Aim of the task: Work through the material below line by line and say how many lines include the word "this". Only the number, please.

Items from a dataset:
....................

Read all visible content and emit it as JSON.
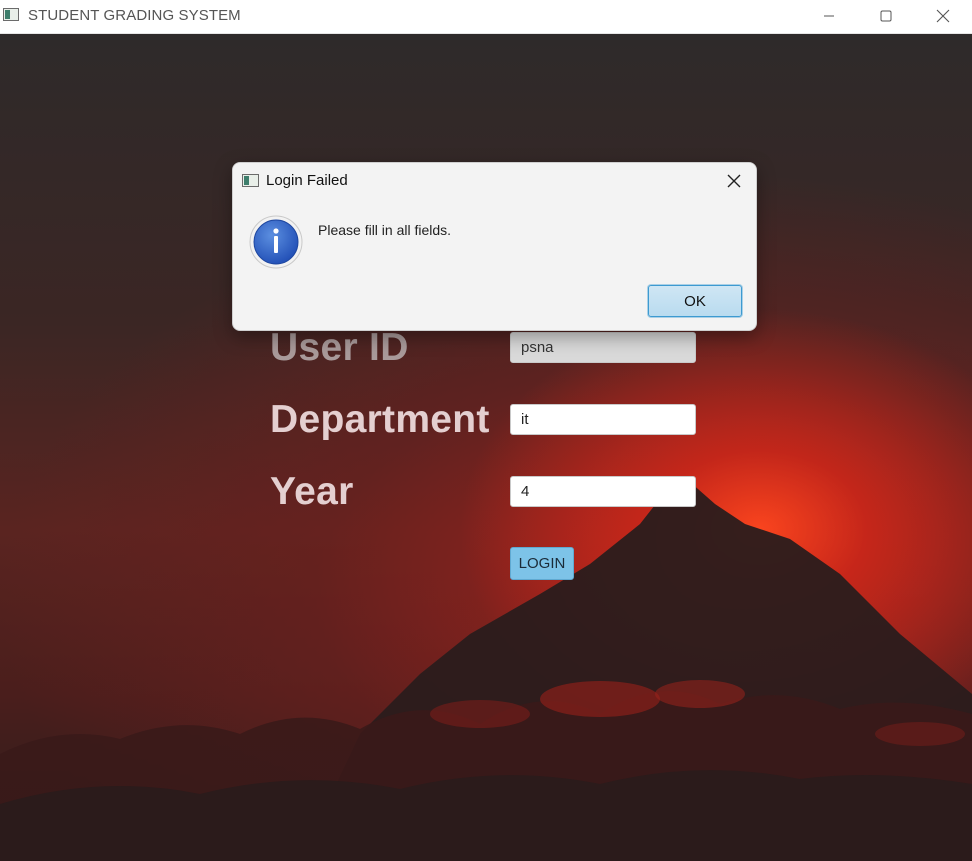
{
  "window": {
    "title": "STUDENT GRADING SYSTEM",
    "icon": "app-window-icon",
    "controls": [
      "minimize-icon",
      "maximize-icon",
      "close-icon"
    ]
  },
  "form": {
    "user_id_label": "User ID",
    "user_id_value": "psna",
    "department_label": "Department",
    "department_value": "it",
    "year_label": "Year",
    "year_value": "4",
    "login_label": "LOGIN"
  },
  "dialog": {
    "title": "Login Failed",
    "message": "Please fill in all fields.",
    "ok_label": "OK",
    "icon": "info-icon"
  },
  "colors": {
    "accent_button": "#7dc3e8",
    "ok_border": "#3d9ad1",
    "label_text": "#e4cfd0"
  }
}
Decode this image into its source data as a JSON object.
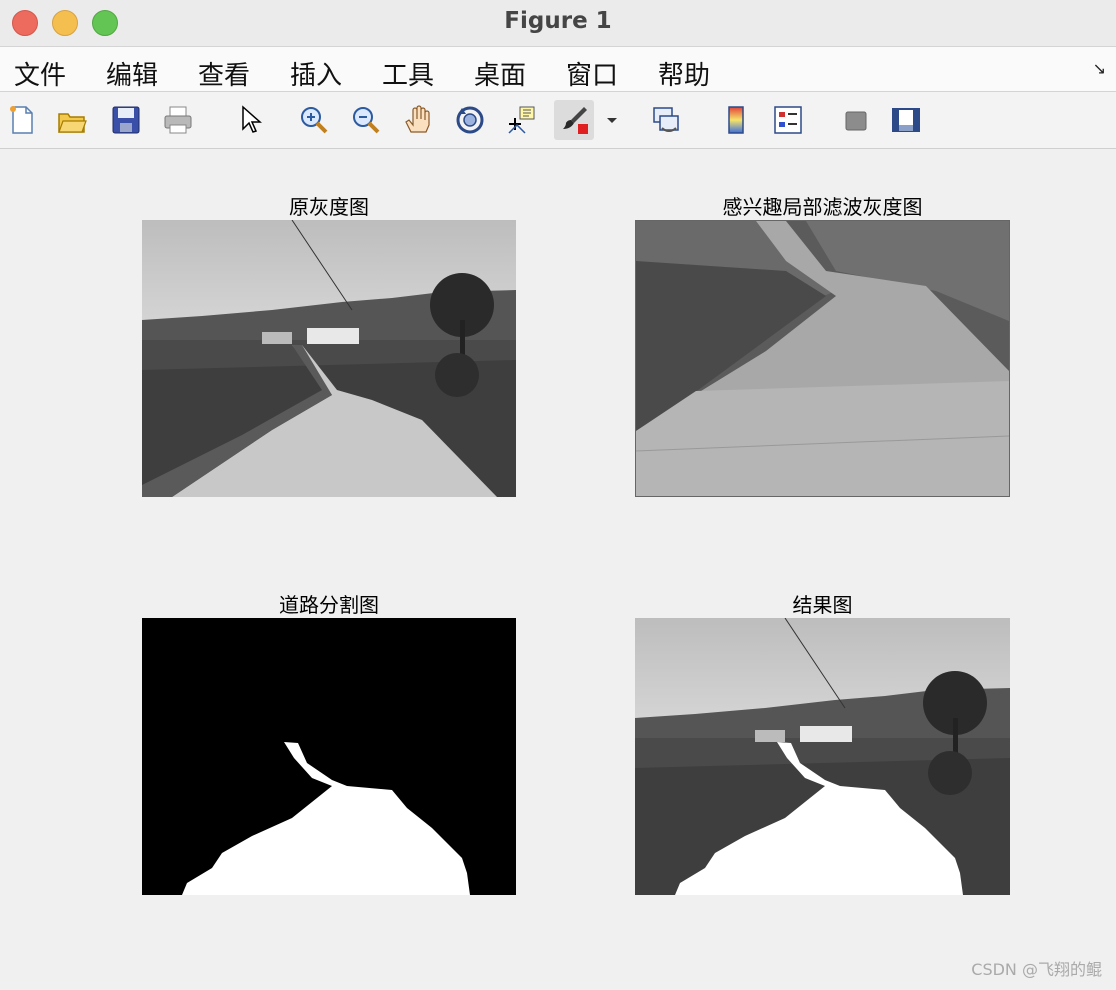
{
  "window": {
    "title": "Figure 1"
  },
  "menu": [
    "文件",
    "编辑",
    "查看",
    "插入",
    "工具",
    "桌面",
    "窗口",
    "帮助"
  ],
  "toolbar_icons": [
    "new-figure-icon",
    "open-file-icon",
    "save-icon",
    "print-icon",
    "select-pointer-icon",
    "zoom-in-icon",
    "zoom-out-icon",
    "pan-hand-icon",
    "rotate-3d-icon",
    "data-cursor-icon",
    "brush-icon",
    "brush-dropdown-icon",
    "link-plot-icon",
    "colorbar-icon",
    "legend-icon",
    "hide-plot-tools-icon",
    "show-plot-tools-icon"
  ],
  "subplots": [
    {
      "title": "原灰度图"
    },
    {
      "title": "感兴趣局部滤波灰度图"
    },
    {
      "title": "道路分割图"
    },
    {
      "title": "结果图"
    }
  ],
  "watermark": "CSDN @飞翔的鲲"
}
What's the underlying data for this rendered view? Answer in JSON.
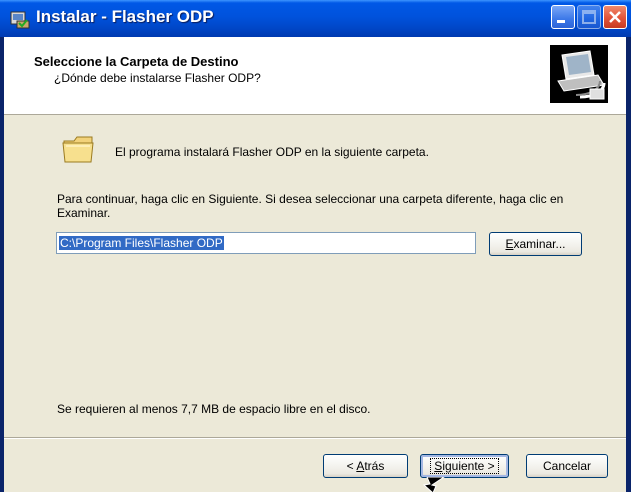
{
  "window": {
    "title": "Instalar - Flasher ODP"
  },
  "header": {
    "title": "Seleccione la Carpeta de Destino",
    "subtitle": "¿Dónde debe instalarse Flasher ODP?"
  },
  "body": {
    "intro": "El programa instalará Flasher ODP en la siguiente carpeta.",
    "instructions": "Para continuar, haga clic en Siguiente. Si desea seleccionar una carpeta diferente, haga clic en Examinar.",
    "path_value": "C:\\Program Files\\Flasher ODP",
    "browse_label_pre": "",
    "browse_label_key": "E",
    "browse_label_post": "xaminar...",
    "space_required": "Se requieren al menos 7,7 MB de espacio libre en el disco."
  },
  "footer": {
    "back_pre": "< ",
    "back_key": "A",
    "back_post": "trás",
    "next_key": "S",
    "next_post": "iguiente >",
    "cancel_label": "Cancelar"
  },
  "icons": [
    "installer-app-icon",
    "minimize-icon",
    "maximize-icon",
    "close-icon",
    "computer-installer-icon",
    "folder-icon",
    "mouse-cursor-icon"
  ],
  "colors": {
    "titlebar": "#0054e3",
    "dialog_bg": "#ece9d8",
    "selection": "#316ac5"
  }
}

....................

Output: 2